[WORK INSTRUCTIONS]
Copy each line that contains the word "JSON".

(Stored items from a collection)
____
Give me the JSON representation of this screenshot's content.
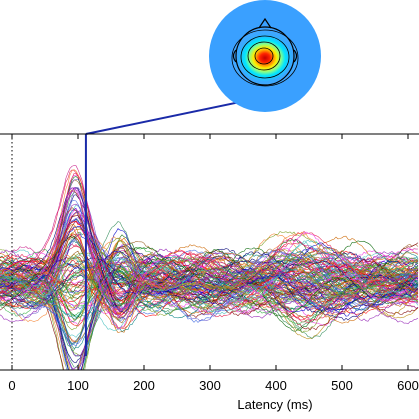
{
  "chart_data": {
    "type": "line",
    "title": "",
    "xlabel": "Latency (ms)",
    "ylabel": "",
    "xlim": [
      -20,
      610
    ],
    "x_ticks": [
      0,
      100,
      200,
      300,
      400,
      500,
      600
    ],
    "x_tick_labels": [
      "0",
      "100",
      "200",
      "300",
      "400",
      "500",
      "600"
    ],
    "grid": false,
    "legend": "none",
    "series_count": 128,
    "stimulus_onset_ms": 0,
    "peak_latency_ms": 112,
    "scalp_map": "head topography inset connected to the peak latency marker",
    "colors": {
      "axis": "#000000",
      "marker": "#1a2aa8",
      "background": "#ffffff"
    }
  }
}
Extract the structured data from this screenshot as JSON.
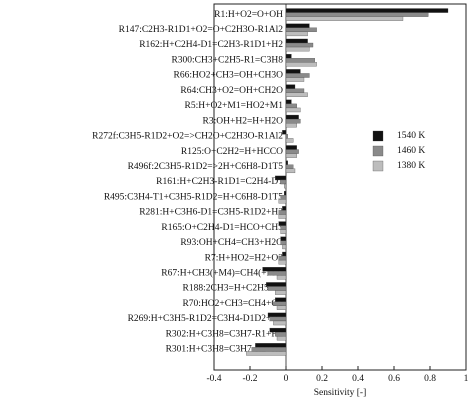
{
  "chart_data": {
    "type": "hbar",
    "xlabel": "Sensitivity [-]",
    "categories": [
      "R1:H+O2=O+OH",
      "R147:C2H3-R1D1+O2=O+C2H3O-R1Al2",
      "R162:H+C2H4-D1=C2H3-R1D1+H2",
      "R300:CH3+C2H5-R1=C3H8",
      "R66:HO2+CH3=OH+CH3O",
      "R64:CH3+O2=OH+CH2O",
      "R5:H+O2+M1=HO2+M1",
      "R3:OH+H2=H+H2O",
      "R272f:C3H5-R1D2+O2=>CH2O+C2H3O-R1Al2",
      "R125:O+C2H2=H+HCCO",
      "R496f:2C3H5-R1D2=>2H+C6H8-D1T5",
      "R161:H+C2H3-R1D1=C2H4-D1",
      "R495:C3H4-T1+C3H5-R1D2=H+C6H8-D1T5",
      "R281:H+C3H6-D1=C3H5-R1D2+H2",
      "R165:O+C2H4-D1=HCO+CH3",
      "R93:OH+CH4=CH3+H2O",
      "R7:H+HO2=H2+O2",
      "R67:H+CH3(+M4)=CH4(+M4)",
      "R188:2CH3=H+C2H5-R1",
      "R70:HO2+CH3=CH4+O2",
      "R269:H+C3H5-R1D2=C3H4-D1D2+H2",
      "R302:H+C3H8=C3H7-R1+H2",
      "R301:H+C3H8=C3H7-R2+H2"
    ],
    "series": [
      {
        "name": "1540 K",
        "color": "#111111",
        "values": [
          0.9,
          0.13,
          0.12,
          0.03,
          0.08,
          0.05,
          0.03,
          0.07,
          -0.02,
          0.06,
          0.01,
          -0.06,
          -0.01,
          -0.02,
          -0.04,
          -0.03,
          -0.02,
          -0.13,
          -0.11,
          -0.06,
          -0.1,
          -0.09,
          -0.17
        ]
      },
      {
        "name": "1460 K",
        "color": "#8a8a8a",
        "values": [
          0.79,
          0.17,
          0.15,
          0.16,
          0.13,
          0.1,
          0.06,
          0.08,
          0.01,
          0.07,
          0.04,
          -0.03,
          -0.03,
          -0.04,
          -0.03,
          -0.03,
          -0.04,
          -0.1,
          -0.1,
          -0.07,
          -0.09,
          -0.06,
          -0.19
        ]
      },
      {
        "name": "1380 K",
        "color": "#bdbdbd",
        "values": [
          0.65,
          0.12,
          0.13,
          0.17,
          0.1,
          0.12,
          0.08,
          0.06,
          0.04,
          0.06,
          0.05,
          -0.01,
          -0.04,
          -0.04,
          -0.03,
          -0.02,
          -0.04,
          -0.05,
          -0.06,
          -0.05,
          -0.07,
          -0.05,
          -0.22
        ]
      }
    ],
    "xlim": [
      -0.4,
      1
    ],
    "xticks": [
      -0.4,
      -0.2,
      0,
      0.2,
      0.4,
      0.6,
      0.8,
      1
    ],
    "legend": "right"
  }
}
____
[THE OUTPUT]
Give me the JSON representation of this screenshot's content.
Extract the structured data from this screenshot as JSON.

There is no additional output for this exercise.